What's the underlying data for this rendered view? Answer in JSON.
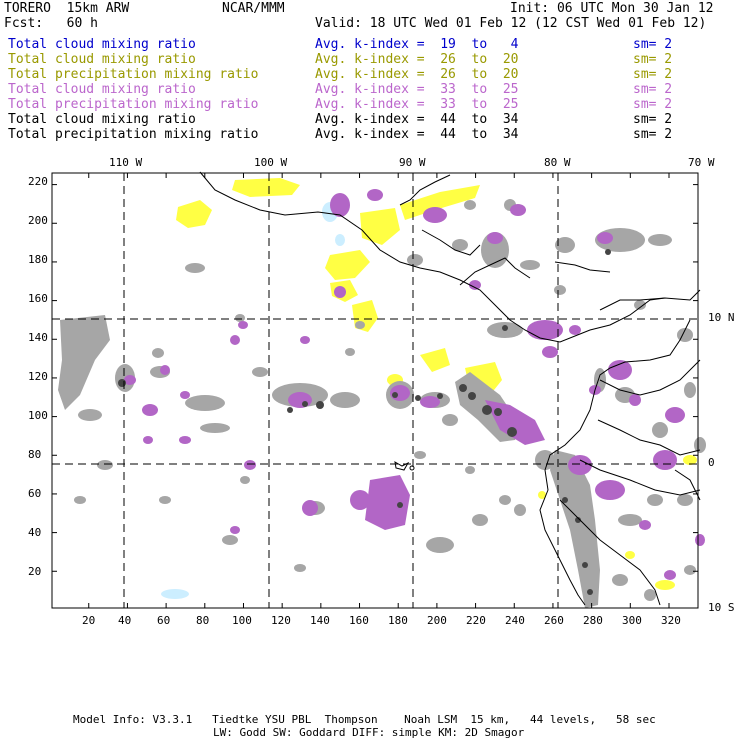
{
  "header": {
    "model": "TORERO  15km ARW",
    "org": "NCAR/MMM",
    "init": "Init: 06 UTC Mon 30 Jan 12",
    "fcst": "Fcst:   60 h",
    "valid": "Valid: 18 UTC Wed 01 Feb 12 (12 CST Wed 01 Feb 12)"
  },
  "legend": [
    {
      "field": "Total cloud mixing ratio",
      "avg": "Avg. k-index =  19  to   4",
      "sm": "sm= 2",
      "color": "#0000cc"
    },
    {
      "field": "Total cloud mixing ratio",
      "avg": "Avg. k-index =  26  to  20",
      "sm": "sm= 2",
      "color": "#999900"
    },
    {
      "field": "Total precipitation mixing ratio",
      "avg": "Avg. k-index =  26  to  20",
      "sm": "sm= 2",
      "color": "#999900"
    },
    {
      "field": "Total cloud mixing ratio",
      "avg": "Avg. k-index =  33  to  25",
      "sm": "sm= 2",
      "color": "#bb66cc"
    },
    {
      "field": "Total precipitation mixing ratio",
      "avg": "Avg. k-index =  33  to  25",
      "sm": "sm= 2",
      "color": "#bb66cc"
    },
    {
      "field": "Total cloud mixing ratio",
      "avg": "Avg. k-index =  44  to  34",
      "sm": "sm= 2",
      "color": "#000000"
    },
    {
      "field": "Total precipitation mixing ratio",
      "avg": "Avg. k-index =  44  to  34",
      "sm": "sm= 2",
      "color": "#000000"
    }
  ],
  "map": {
    "x_ticks": [
      "20",
      "40",
      "60",
      "80",
      "100",
      "120",
      "140",
      "160",
      "180",
      "200",
      "220",
      "240",
      "260",
      "280",
      "300",
      "320"
    ],
    "x_tick_values": [
      20,
      40,
      60,
      80,
      100,
      120,
      140,
      160,
      180,
      200,
      220,
      240,
      260,
      280,
      300,
      320
    ],
    "y_ticks": [
      "20",
      "40",
      "60",
      "80",
      "100",
      "120",
      "140",
      "160",
      "180",
      "200",
      "220"
    ],
    "y_tick_values": [
      20,
      40,
      60,
      80,
      100,
      120,
      140,
      160,
      180,
      200,
      220
    ],
    "grid_i_range": [
      1,
      335
    ],
    "grid_j_range": [
      1,
      226
    ],
    "lon_labels": [
      "110 W",
      "100 W",
      "90 W",
      "80 W",
      "70 W"
    ],
    "lon_values": [
      -110,
      -100,
      -90,
      -80,
      -70
    ],
    "lat_labels": [
      "10 N",
      "0",
      "10 S"
    ],
    "lat_values": [
      10,
      0,
      -10
    ],
    "colors": {
      "gray": "#a6a6a6",
      "dark": "#444444",
      "purple": "#b266c6",
      "yellow": "#ffff44",
      "lightblue": "#cceeff"
    }
  },
  "footer": {
    "line1": "Model Info: V3.3.1   Tiedtke YSU PBL  Thompson    Noah LSM  15 km,   44 levels,   58 sec",
    "line2": "LW: Godd SW: Goddard DIFF: simple KM: 2D Smagor"
  }
}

━━━━━━━━━━━━━━━━━━━━━━━━━━━━━━

### Set exercise
Transcribe the listing in full and omit the pictures.

### Expected output
What's the underlying data for this rendered view? Answer in JSON.
{
  "header": {
    "model": "TORERO  15km ARW",
    "org": "NCAR/MMM",
    "init": "Init: 06 UTC Mon 30 Jan 12",
    "fcst": "Fcst:   60 h",
    "valid": "Valid: 18 UTC Wed 01 Feb 12 (12 CST Wed 01 Feb 12)"
  },
  "legend": [
    {
      "field": "Total cloud mixing ratio",
      "avg": "Avg. k-index =  19  to   4",
      "sm": "sm= 2",
      "color": "#0000cc"
    },
    {
      "field": "Total cloud mixing ratio",
      "avg": "Avg. k-index =  26  to  20",
      "sm": "sm= 2",
      "color": "#999900"
    },
    {
      "field": "Total precipitation mixing ratio",
      "avg": "Avg. k-index =  26  to  20",
      "sm": "sm= 2",
      "color": "#999900"
    },
    {
      "field": "Total cloud mixing ratio",
      "avg": "Avg. k-index =  33  to  25",
      "sm": "sm= 2",
      "color": "#bb66cc"
    },
    {
      "field": "Total precipitation mixing ratio",
      "avg": "Avg. k-index =  33  to  25",
      "sm": "sm= 2",
      "color": "#bb66cc"
    },
    {
      "field": "Total cloud mixing ratio",
      "avg": "Avg. k-index =  44  to  34",
      "sm": "sm= 2",
      "color": "#000000"
    },
    {
      "field": "Total precipitation mixing ratio",
      "avg": "Avg. k-index =  44  to  34",
      "sm": "sm= 2",
      "color": "#000000"
    }
  ],
  "map": {
    "x_ticks": [
      "20",
      "40",
      "60",
      "80",
      "100",
      "120",
      "140",
      "160",
      "180",
      "200",
      "220",
      "240",
      "260",
      "280",
      "300",
      "320"
    ],
    "x_tick_values": [
      20,
      40,
      60,
      80,
      100,
      120,
      140,
      160,
      180,
      200,
      220,
      240,
      260,
      280,
      300,
      320
    ],
    "y_ticks": [
      "20",
      "40",
      "60",
      "80",
      "100",
      "120",
      "140",
      "160",
      "180",
      "200",
      "220"
    ],
    "y_tick_values": [
      20,
      40,
      60,
      80,
      100,
      120,
      140,
      160,
      180,
      200,
      220
    ],
    "grid_i_range": [
      1,
      335
    ],
    "grid_j_range": [
      1,
      226
    ],
    "lon_labels": [
      "110 W",
      "100 W",
      "90 W",
      "80 W",
      "70 W"
    ],
    "lon_values": [
      -110,
      -100,
      -90,
      -80,
      -70
    ],
    "lat_labels": [
      "10 N",
      "0",
      "10 S"
    ],
    "lat_values": [
      10,
      0,
      -10
    ],
    "colors": {
      "gray": "#a6a6a6",
      "dark": "#444444",
      "purple": "#b266c6",
      "yellow": "#ffff44",
      "lightblue": "#cceeff"
    }
  },
  "footer": {
    "line1": "Model Info: V3.3.1   Tiedtke YSU PBL  Thompson    Noah LSM  15 km,   44 levels,   58 sec",
    "line2": "LW: Godd SW: Goddard DIFF: simple KM: 2D Smagor"
  }
}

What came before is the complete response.